[Data records]
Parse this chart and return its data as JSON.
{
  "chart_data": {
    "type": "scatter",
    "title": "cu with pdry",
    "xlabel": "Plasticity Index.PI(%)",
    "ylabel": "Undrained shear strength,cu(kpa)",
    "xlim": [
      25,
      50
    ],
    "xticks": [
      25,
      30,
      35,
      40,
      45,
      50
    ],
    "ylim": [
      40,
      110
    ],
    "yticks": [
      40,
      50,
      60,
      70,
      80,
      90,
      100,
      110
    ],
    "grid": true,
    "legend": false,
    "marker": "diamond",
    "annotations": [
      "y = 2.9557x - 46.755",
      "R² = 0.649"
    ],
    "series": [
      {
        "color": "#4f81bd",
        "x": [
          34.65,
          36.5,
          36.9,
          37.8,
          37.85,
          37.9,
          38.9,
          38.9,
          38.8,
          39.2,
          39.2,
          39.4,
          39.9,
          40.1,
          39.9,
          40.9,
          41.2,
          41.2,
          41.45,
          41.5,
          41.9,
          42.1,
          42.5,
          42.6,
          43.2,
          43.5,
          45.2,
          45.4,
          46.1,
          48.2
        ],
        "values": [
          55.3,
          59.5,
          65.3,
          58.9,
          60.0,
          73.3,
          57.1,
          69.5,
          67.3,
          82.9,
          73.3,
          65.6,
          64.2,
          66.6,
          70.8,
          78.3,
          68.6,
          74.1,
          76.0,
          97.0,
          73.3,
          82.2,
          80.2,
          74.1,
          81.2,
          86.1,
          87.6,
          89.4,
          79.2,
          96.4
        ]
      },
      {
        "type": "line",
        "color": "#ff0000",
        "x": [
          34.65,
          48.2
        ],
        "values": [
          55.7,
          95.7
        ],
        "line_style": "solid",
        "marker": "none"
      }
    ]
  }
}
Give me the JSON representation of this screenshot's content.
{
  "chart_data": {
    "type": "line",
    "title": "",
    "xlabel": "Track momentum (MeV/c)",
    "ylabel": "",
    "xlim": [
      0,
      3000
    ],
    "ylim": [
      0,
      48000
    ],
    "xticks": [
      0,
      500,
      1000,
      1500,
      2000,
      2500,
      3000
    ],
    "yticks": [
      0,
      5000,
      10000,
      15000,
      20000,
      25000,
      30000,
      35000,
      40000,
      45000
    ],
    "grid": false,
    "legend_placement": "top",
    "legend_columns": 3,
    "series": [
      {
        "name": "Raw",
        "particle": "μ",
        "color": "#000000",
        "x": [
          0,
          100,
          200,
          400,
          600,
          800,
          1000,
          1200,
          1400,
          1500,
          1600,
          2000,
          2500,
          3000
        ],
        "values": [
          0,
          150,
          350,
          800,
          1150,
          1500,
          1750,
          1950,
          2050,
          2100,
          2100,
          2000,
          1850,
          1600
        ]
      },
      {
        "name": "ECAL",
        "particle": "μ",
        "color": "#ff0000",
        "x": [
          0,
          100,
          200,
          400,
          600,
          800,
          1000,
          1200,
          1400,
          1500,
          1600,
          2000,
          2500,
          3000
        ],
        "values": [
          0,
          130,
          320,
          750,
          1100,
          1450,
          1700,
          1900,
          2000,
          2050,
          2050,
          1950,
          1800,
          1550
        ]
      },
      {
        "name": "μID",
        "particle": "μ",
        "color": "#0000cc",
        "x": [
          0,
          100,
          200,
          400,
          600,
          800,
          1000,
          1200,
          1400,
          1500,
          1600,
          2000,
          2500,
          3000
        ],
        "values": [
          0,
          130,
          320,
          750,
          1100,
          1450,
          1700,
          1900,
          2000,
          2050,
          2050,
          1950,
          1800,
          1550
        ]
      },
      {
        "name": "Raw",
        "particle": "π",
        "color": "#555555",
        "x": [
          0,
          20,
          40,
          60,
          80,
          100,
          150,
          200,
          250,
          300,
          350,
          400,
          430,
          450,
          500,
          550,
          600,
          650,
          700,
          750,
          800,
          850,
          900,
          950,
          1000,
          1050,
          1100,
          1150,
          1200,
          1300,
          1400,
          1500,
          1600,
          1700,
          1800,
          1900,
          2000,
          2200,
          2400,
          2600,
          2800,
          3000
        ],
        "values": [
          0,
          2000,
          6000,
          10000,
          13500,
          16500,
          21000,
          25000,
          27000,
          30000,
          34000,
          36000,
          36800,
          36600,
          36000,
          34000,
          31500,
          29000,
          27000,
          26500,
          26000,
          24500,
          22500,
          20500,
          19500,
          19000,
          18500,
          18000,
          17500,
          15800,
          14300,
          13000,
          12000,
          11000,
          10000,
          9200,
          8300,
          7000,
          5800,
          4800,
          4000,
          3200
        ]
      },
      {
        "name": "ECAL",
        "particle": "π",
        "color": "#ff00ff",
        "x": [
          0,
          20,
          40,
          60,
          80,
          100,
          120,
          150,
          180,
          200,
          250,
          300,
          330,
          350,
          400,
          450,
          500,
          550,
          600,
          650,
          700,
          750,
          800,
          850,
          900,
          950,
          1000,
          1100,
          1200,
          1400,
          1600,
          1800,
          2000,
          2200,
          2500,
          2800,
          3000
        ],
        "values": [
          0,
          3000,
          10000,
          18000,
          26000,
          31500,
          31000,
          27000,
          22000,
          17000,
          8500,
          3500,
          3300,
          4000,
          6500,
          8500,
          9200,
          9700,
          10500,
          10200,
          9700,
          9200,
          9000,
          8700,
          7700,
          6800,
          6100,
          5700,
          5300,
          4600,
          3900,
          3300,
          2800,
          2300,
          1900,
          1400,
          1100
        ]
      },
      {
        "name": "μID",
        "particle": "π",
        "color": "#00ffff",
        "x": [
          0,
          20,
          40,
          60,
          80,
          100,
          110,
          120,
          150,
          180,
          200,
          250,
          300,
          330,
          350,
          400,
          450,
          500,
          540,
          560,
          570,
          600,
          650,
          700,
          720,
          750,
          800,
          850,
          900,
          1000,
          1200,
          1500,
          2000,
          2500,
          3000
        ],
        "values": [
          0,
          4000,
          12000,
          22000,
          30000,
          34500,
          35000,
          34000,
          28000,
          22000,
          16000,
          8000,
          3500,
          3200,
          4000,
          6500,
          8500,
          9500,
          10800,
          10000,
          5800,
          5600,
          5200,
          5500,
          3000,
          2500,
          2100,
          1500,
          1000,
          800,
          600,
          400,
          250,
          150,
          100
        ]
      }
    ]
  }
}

Set exercise: Give the entries again in full, exactly as they are written.

Solved exercise:
Parse this chart and return its data as JSON.
{
  "chart_data": {
    "type": "scatter",
    "title": "cu with pdry",
    "xlabel": "Plasticity Index.PI(%)",
    "ylabel": "Undrained shear strength,cu(kpa)",
    "xlim": [
      25,
      50
    ],
    "xticks": [
      25,
      30,
      35,
      40,
      45,
      50
    ],
    "ylim": [
      40,
      110
    ],
    "yticks": [
      40,
      50,
      60,
      70,
      80,
      90,
      100,
      110
    ],
    "grid": true,
    "legend": false,
    "marker": "diamond",
    "annotations": [
      "y = 2.9557x - 46.755",
      "R² = 0.649"
    ],
    "series": [
      {
        "color": "#4f81bd",
        "x": [
          34.65,
          36.5,
          36.9,
          37.8,
          37.85,
          37.9,
          38.9,
          38.9,
          38.8,
          39.2,
          39.2,
          39.4,
          39.9,
          40.1,
          39.9,
          40.9,
          41.2,
          41.2,
          41.45,
          41.5,
          41.9,
          42.1,
          42.5,
          42.6,
          43.2,
          43.5,
          45.2,
          45.4,
          46.1,
          48.2
        ],
        "values": [
          55.3,
          59.5,
          65.3,
          58.9,
          60.0,
          73.3,
          57.1,
          69.5,
          67.3,
          82.9,
          73.3,
          65.6,
          64.2,
          66.6,
          70.8,
          78.3,
          68.6,
          74.1,
          76.0,
          97.0,
          73.3,
          82.2,
          80.2,
          74.1,
          81.2,
          86.1,
          87.6,
          89.4,
          79.2,
          96.4
        ]
      },
      {
        "type": "line",
        "color": "#ff0000",
        "x": [
          34.65,
          48.2
        ],
        "values": [
          55.7,
          95.7
        ],
        "line_style": "solid",
        "marker": "none"
      }
    ]
  }
}
Give me the JSON representation of this screenshot's content.
{
  "chart_data": {
    "type": "line",
    "title": "",
    "xlabel": "Track momentum (MeV/c)",
    "ylabel": "",
    "xlim": [
      0,
      3000
    ],
    "ylim": [
      0,
      48000
    ],
    "xticks": [
      0,
      500,
      1000,
      1500,
      2000,
      2500,
      3000
    ],
    "yticks": [
      0,
      5000,
      10000,
      15000,
      20000,
      25000,
      30000,
      35000,
      40000,
      45000
    ],
    "grid": false,
    "legend_placement": "top",
    "legend_columns": 3,
    "series": [
      {
        "name": "Raw",
        "particle": "μ",
        "color": "#000000",
        "x": [
          0,
          100,
          200,
          400,
          600,
          800,
          1000,
          1200,
          1400,
          1500,
          1600,
          2000,
          2500,
          3000
        ],
        "values": [
          0,
          150,
          350,
          800,
          1150,
          1500,
          1750,
          1950,
          2050,
          2100,
          2100,
          2000,
          1850,
          1600
        ]
      },
      {
        "name": "ECAL",
        "particle": "μ",
        "color": "#ff0000",
        "x": [
          0,
          100,
          200,
          400,
          600,
          800,
          1000,
          1200,
          1400,
          1500,
          1600,
          2000,
          2500,
          3000
        ],
        "values": [
          0,
          130,
          320,
          750,
          1100,
          1450,
          1700,
          1900,
          2000,
          2050,
          2050,
          1950,
          1800,
          1550
        ]
      },
      {
        "name": "μID",
        "particle": "μ",
        "color": "#0000cc",
        "x": [
          0,
          100,
          200,
          400,
          600,
          800,
          1000,
          1200,
          1400,
          1500,
          1600,
          2000,
          2500,
          3000
        ],
        "values": [
          0,
          130,
          320,
          750,
          1100,
          1450,
          1700,
          1900,
          2000,
          2050,
          2050,
          1950,
          1800,
          1550
        ]
      },
      {
        "name": "Raw",
        "particle": "π",
        "color": "#555555",
        "x": [
          0,
          20,
          40,
          60,
          80,
          100,
          150,
          200,
          250,
          300,
          350,
          400,
          430,
          450,
          500,
          550,
          600,
          650,
          700,
          750,
          800,
          850,
          900,
          950,
          1000,
          1050,
          1100,
          1150,
          1200,
          1300,
          1400,
          1500,
          1600,
          1700,
          1800,
          1900,
          2000,
          2200,
          2400,
          2600,
          2800,
          3000
        ],
        "values": [
          0,
          2000,
          6000,
          10000,
          13500,
          16500,
          21000,
          25000,
          27000,
          30000,
          34000,
          36000,
          36800,
          36600,
          36000,
          34000,
          31500,
          29000,
          27000,
          26500,
          26000,
          24500,
          22500,
          20500,
          19500,
          19000,
          18500,
          18000,
          17500,
          15800,
          14300,
          13000,
          12000,
          11000,
          10000,
          9200,
          8300,
          7000,
          5800,
          4800,
          4000,
          3200
        ]
      },
      {
        "name": "ECAL",
        "particle": "π",
        "color": "#ff00ff",
        "x": [
          0,
          20,
          40,
          60,
          80,
          100,
          120,
          150,
          180,
          200,
          250,
          300,
          330,
          350,
          400,
          450,
          500,
          550,
          600,
          650,
          700,
          750,
          800,
          850,
          900,
          950,
          1000,
          1100,
          1200,
          1400,
          1600,
          1800,
          2000,
          2200,
          2500,
          2800,
          3000
        ],
        "values": [
          0,
          3000,
          10000,
          18000,
          26000,
          31500,
          31000,
          27000,
          22000,
          17000,
          8500,
          3500,
          3300,
          4000,
          6500,
          8500,
          9200,
          9700,
          10500,
          10200,
          9700,
          9200,
          9000,
          8700,
          7700,
          6800,
          6100,
          5700,
          5300,
          4600,
          3900,
          3300,
          2800,
          2300,
          1900,
          1400,
          1100
        ]
      },
      {
        "name": "μID",
        "particle": "π",
        "color": "#00ffff",
        "x": [
          0,
          20,
          40,
          60,
          80,
          100,
          110,
          120,
          150,
          180,
          200,
          250,
          300,
          330,
          350,
          400,
          450,
          500,
          540,
          560,
          570,
          600,
          650,
          700,
          720,
          750,
          800,
          850,
          900,
          1000,
          1200,
          1500,
          2000,
          2500,
          3000
        ],
        "values": [
          0,
          4000,
          12000,
          22000,
          30000,
          34500,
          35000,
          34000,
          28000,
          22000,
          16000,
          8000,
          3500,
          3200,
          4000,
          6500,
          8500,
          9500,
          10800,
          10000,
          5800,
          5600,
          5200,
          5500,
          3000,
          2500,
          2100,
          1500,
          1000,
          800,
          600,
          400,
          250,
          150,
          100
        ]
      }
    ]
  }
}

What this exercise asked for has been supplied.